### REQUIRED WORK
In the records below, find each line with the word "University" and copy it.

(Dataset excerpt)

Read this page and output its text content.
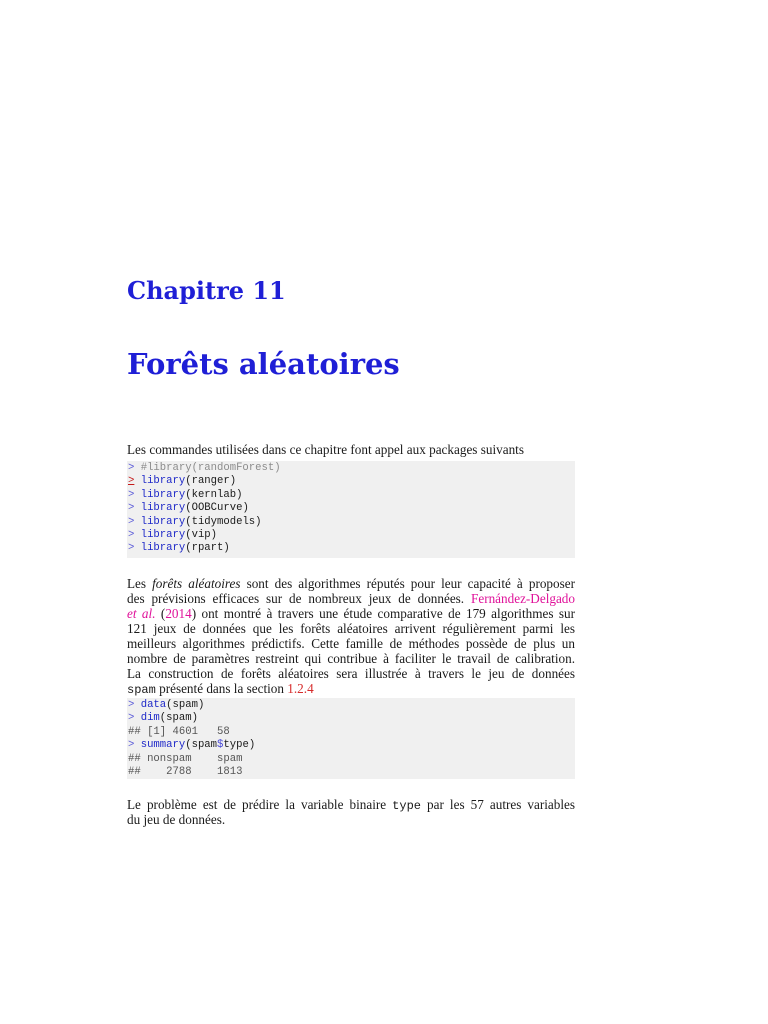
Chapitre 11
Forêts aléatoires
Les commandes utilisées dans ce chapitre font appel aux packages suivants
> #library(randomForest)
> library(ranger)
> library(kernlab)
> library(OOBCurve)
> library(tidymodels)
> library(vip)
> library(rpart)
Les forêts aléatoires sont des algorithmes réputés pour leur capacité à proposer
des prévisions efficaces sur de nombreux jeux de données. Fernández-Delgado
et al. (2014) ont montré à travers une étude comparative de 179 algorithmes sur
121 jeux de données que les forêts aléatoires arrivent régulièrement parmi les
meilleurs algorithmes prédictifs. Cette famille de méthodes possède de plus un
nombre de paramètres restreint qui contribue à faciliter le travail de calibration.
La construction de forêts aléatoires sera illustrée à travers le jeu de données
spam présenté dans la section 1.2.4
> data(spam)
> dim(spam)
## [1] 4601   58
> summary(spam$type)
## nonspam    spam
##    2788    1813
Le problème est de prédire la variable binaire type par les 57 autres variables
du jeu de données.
--
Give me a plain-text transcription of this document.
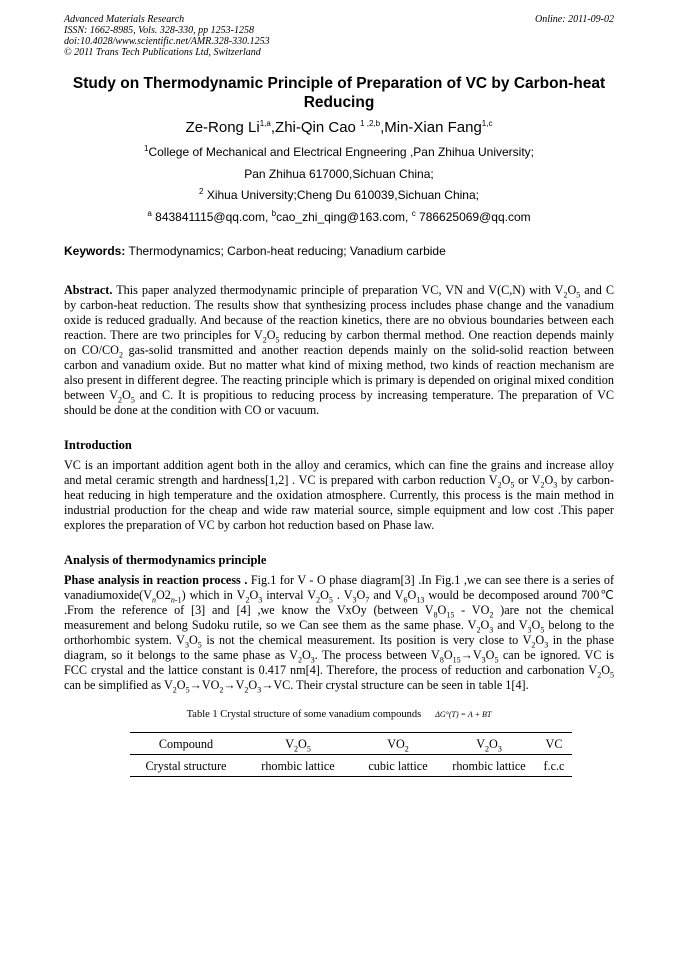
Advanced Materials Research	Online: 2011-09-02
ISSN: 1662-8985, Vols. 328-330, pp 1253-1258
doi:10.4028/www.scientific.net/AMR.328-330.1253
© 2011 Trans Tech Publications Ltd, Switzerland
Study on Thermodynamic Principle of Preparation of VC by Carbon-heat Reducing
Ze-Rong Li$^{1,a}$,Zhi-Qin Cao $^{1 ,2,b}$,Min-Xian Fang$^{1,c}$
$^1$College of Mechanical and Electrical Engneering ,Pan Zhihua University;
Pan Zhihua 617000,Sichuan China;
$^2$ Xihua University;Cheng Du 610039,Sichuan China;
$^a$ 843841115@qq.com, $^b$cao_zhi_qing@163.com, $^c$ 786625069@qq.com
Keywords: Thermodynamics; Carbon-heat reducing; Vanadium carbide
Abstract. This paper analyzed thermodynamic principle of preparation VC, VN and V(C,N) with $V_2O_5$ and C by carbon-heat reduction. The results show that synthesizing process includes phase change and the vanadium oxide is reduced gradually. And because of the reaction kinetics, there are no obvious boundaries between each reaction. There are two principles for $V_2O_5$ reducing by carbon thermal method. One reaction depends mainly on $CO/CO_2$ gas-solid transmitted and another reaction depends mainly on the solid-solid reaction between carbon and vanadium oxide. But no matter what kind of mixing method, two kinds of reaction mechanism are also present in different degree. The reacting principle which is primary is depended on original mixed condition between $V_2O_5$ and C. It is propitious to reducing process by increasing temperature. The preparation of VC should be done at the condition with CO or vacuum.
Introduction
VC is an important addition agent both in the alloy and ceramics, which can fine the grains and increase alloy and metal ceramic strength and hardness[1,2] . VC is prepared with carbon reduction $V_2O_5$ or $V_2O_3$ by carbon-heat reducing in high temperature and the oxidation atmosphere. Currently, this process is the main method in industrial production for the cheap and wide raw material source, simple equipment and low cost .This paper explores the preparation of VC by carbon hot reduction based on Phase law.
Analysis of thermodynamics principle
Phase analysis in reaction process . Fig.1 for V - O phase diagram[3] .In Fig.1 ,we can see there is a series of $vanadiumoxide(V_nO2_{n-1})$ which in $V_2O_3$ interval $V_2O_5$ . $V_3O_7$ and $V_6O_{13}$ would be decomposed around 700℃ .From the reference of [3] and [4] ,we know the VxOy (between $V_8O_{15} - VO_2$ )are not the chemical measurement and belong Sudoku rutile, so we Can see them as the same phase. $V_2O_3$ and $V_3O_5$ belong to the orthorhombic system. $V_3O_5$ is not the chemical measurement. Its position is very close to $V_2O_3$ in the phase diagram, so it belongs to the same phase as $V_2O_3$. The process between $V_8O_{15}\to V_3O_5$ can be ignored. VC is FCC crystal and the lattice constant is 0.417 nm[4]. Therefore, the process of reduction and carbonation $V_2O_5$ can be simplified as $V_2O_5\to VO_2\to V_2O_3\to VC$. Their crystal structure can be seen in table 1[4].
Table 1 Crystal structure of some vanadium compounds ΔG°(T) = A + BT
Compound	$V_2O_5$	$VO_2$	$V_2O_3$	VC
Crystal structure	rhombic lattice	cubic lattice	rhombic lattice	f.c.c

### RESULT FOR THIS EXERCISE
$^1$College of Mechanical and Electrical Engneering ,Pan Zhihua University;
$^2$ Xihua University;Cheng Du 610039,Sichuan China;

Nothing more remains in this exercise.